- EXERCISE BRIEF: Copy all lines below exactly as written. Leave pictures out.

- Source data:
★ ★ ★

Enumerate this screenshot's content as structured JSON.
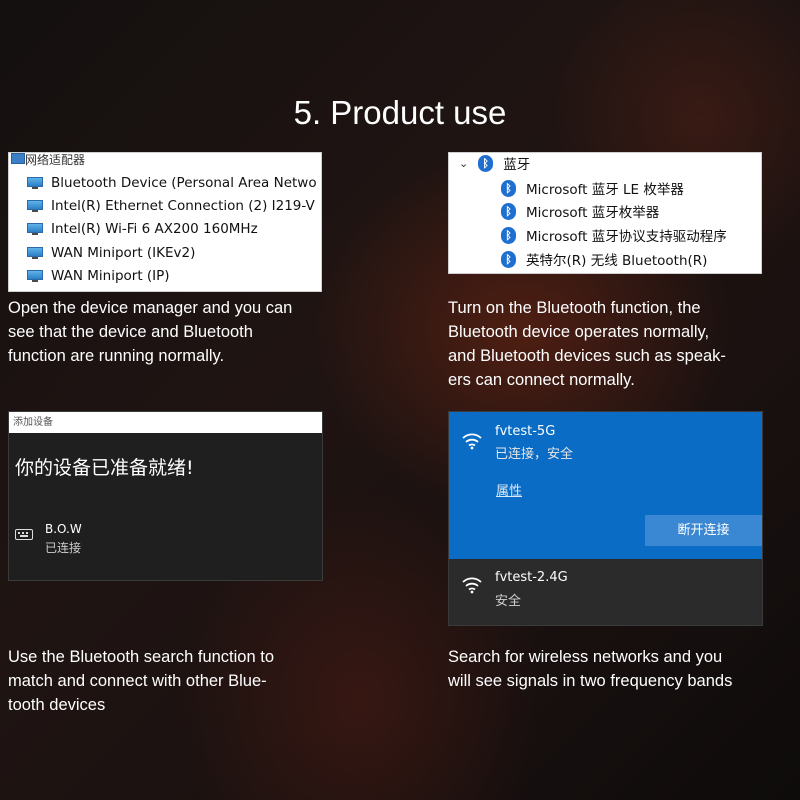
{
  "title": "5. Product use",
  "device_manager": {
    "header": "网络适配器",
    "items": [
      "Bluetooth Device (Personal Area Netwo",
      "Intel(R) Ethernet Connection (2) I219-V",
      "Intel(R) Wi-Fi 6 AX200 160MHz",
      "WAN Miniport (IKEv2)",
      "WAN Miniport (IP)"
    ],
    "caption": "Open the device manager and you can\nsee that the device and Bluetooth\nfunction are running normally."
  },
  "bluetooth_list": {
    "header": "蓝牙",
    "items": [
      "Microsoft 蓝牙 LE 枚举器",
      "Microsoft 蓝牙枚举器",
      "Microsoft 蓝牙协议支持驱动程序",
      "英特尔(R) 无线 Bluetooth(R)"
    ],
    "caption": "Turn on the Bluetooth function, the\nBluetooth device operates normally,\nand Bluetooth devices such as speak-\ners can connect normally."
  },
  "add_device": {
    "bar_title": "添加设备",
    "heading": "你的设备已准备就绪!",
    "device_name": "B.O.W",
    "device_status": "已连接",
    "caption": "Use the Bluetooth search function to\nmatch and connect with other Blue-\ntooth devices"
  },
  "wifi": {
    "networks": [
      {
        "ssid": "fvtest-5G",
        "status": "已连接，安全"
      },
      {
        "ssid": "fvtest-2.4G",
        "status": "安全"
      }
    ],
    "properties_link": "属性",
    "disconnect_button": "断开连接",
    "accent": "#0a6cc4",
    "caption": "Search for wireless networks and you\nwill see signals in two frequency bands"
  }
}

★ ★ ★

- COMPLETED TASK:
Enumerate this screenshot's content as structured JSON.
{
  "title": "5. Product use",
  "device_manager": {
    "header": "网络适配器",
    "items": [
      "Bluetooth Device (Personal Area Netwo",
      "Intel(R) Ethernet Connection (2) I219-V",
      "Intel(R) Wi-Fi 6 AX200 160MHz",
      "WAN Miniport (IKEv2)",
      "WAN Miniport (IP)"
    ],
    "caption": "Open the device manager and you can\nsee that the device and Bluetooth\nfunction are running normally."
  },
  "bluetooth_list": {
    "header": "蓝牙",
    "items": [
      "Microsoft 蓝牙 LE 枚举器",
      "Microsoft 蓝牙枚举器",
      "Microsoft 蓝牙协议支持驱动程序",
      "英特尔(R) 无线 Bluetooth(R)"
    ],
    "caption": "Turn on the Bluetooth function, the\nBluetooth device operates normally,\nand Bluetooth devices such as speak-\ners can connect normally."
  },
  "add_device": {
    "bar_title": "添加设备",
    "heading": "你的设备已准备就绪!",
    "device_name": "B.O.W",
    "device_status": "已连接",
    "caption": "Use the Bluetooth search function to\nmatch and connect with other Blue-\ntooth devices"
  },
  "wifi": {
    "networks": [
      {
        "ssid": "fvtest-5G",
        "status": "已连接，安全"
      },
      {
        "ssid": "fvtest-2.4G",
        "status": "安全"
      }
    ],
    "properties_link": "属性",
    "disconnect_button": "断开连接",
    "accent": "#0a6cc4",
    "caption": "Search for wireless networks and you\nwill see signals in two frequency bands"
  }
}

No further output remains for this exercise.